_Your task_
From the entries below, count every line that contains the word "příloze". Please give the number and nothing else.

_The data_
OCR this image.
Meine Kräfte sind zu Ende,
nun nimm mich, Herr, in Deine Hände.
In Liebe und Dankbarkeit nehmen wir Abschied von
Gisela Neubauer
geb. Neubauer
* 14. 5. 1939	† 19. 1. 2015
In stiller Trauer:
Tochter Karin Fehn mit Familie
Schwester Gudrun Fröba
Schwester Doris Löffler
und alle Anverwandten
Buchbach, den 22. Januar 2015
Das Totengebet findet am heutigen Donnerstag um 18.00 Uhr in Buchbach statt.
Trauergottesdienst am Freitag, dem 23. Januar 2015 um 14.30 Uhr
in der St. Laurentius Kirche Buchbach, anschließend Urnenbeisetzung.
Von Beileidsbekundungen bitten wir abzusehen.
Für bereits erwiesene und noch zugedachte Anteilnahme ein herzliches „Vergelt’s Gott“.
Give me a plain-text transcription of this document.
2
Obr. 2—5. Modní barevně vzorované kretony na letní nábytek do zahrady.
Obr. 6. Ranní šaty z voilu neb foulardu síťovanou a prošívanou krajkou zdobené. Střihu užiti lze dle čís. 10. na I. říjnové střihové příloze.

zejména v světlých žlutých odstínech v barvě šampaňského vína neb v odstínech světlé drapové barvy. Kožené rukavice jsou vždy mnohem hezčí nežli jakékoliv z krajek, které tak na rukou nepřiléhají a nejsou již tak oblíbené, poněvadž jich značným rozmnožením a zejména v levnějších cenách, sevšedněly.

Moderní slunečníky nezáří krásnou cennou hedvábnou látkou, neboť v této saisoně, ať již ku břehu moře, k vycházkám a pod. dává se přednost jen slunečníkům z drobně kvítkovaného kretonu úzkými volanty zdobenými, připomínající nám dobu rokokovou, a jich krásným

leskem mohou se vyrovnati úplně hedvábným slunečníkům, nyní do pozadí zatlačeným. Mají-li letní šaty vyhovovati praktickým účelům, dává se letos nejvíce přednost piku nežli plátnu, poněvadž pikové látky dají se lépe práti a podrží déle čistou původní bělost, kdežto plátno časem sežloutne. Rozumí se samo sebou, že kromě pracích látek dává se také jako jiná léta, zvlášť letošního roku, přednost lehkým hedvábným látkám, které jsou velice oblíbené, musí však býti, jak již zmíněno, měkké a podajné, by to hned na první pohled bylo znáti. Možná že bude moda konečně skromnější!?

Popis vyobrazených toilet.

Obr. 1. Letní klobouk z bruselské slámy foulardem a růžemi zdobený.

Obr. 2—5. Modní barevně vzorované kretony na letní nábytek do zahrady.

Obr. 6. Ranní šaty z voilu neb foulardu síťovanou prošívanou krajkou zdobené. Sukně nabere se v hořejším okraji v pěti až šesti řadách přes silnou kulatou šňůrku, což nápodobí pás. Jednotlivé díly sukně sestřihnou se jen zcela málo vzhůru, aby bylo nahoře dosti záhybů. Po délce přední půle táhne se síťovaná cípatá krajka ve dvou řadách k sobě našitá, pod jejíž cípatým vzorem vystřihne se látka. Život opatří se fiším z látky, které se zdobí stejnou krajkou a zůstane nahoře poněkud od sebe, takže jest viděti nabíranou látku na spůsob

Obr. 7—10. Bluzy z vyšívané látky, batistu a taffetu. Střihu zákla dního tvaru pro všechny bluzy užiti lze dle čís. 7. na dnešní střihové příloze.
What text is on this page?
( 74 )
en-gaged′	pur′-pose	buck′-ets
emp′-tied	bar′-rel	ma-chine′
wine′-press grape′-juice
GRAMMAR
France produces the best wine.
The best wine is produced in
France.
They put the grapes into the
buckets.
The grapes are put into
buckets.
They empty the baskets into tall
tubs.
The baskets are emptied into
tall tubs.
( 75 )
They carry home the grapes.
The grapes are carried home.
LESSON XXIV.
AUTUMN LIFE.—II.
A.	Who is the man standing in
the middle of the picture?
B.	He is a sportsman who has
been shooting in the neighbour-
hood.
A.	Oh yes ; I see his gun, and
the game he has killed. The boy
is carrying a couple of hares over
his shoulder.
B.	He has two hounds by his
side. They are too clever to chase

_The response_
2